Given data Block Start

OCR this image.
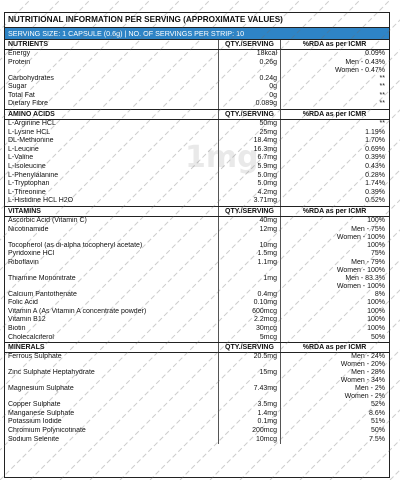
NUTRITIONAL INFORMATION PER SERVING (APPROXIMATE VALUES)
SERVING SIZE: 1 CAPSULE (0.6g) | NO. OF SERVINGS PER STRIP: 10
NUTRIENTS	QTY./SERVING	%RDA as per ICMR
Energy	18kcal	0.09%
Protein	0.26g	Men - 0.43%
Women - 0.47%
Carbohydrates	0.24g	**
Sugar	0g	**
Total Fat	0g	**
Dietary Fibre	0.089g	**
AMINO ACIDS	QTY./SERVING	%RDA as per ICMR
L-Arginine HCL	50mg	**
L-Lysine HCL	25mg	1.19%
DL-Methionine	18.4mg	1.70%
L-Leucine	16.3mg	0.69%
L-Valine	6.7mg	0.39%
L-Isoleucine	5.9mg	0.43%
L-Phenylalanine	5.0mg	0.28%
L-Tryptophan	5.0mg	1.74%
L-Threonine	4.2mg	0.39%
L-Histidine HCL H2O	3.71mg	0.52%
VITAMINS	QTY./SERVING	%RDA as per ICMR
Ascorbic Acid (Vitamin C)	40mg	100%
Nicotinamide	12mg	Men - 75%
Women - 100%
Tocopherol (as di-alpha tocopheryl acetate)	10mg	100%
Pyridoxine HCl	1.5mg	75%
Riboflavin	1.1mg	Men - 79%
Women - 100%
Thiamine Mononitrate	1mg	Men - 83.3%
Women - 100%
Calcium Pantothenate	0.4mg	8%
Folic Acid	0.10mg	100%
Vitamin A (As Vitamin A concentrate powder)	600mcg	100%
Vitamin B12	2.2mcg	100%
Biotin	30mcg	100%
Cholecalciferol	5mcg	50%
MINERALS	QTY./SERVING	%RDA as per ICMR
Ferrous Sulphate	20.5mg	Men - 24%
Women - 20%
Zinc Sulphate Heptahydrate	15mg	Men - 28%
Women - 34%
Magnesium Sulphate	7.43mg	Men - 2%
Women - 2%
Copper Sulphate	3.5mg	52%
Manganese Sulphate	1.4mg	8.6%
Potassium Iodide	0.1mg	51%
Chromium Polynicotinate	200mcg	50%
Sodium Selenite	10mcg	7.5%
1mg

Given data Block End

▶ [Brief] Would you repeat the entries exactly, but with no pictures?

▶ [Reply]
OCR this image.
NUTRITIONAL INFORMATION PER SERVING (APPROXIMATE VALUES)
SERVING SIZE: 1 CAPSULE (0.6g) | NO. OF SERVINGS PER STRIP: 10
NUTRIENTS	QTY./SERVING	%RDA as per ICMR
Energy	18kcal	0.09%
Protein	0.26g	Men - 0.43%
Women - 0.47%
Carbohydrates	0.24g	**
Sugar	0g	**
Total Fat	0g	**
Dietary Fibre	0.089g	**
AMINO ACIDS	QTY./SERVING	%RDA as per ICMR
L-Arginine HCL	50mg	**
L-Lysine HCL	25mg	1.19%
DL-Methionine	18.4mg	1.70%
L-Leucine	16.3mg	0.69%
L-Valine	6.7mg	0.39%
L-Isoleucine	5.9mg	0.43%
L-Phenylalanine	5.0mg	0.28%
L-Tryptophan	5.0mg	1.74%
L-Threonine	4.2mg	0.39%
L-Histidine HCL H2O	3.71mg	0.52%
VITAMINS	QTY./SERVING	%RDA as per ICMR
Ascorbic Acid (Vitamin C)	40mg	100%
Nicotinamide	12mg	Men - 75%
Women - 100%
Tocopherol (as di-alpha tocopheryl acetate)	10mg	100%
Pyridoxine HCl	1.5mg	75%
Riboflavin	1.1mg	Men - 79%
Women - 100%
Thiamine Mononitrate	1mg	Men - 83.3%
Women - 100%
Calcium Pantothenate	0.4mg	8%
Folic Acid	0.10mg	100%
Vitamin A (As Vitamin A concentrate powder)	600mcg	100%
Vitamin B12	2.2mcg	100%
Biotin	30mcg	100%
Cholecalciferol	5mcg	50%
MINERALS	QTY./SERVING	%RDA as per ICMR
Ferrous Sulphate	20.5mg	Men - 24%
Women - 20%
Zinc Sulphate Heptahydrate	15mg	Men - 28%
Women - 34%
Magnesium Sulphate	7.43mg	Men - 2%
Women - 2%
Copper Sulphate	3.5mg	52%
Manganese Sulphate	1.4mg	8.6%
Potassium Iodide	0.1mg	51%
Chromium Polynicotinate	200mcg	50%
Sodium Selenite	10mcg	7.5%
1mg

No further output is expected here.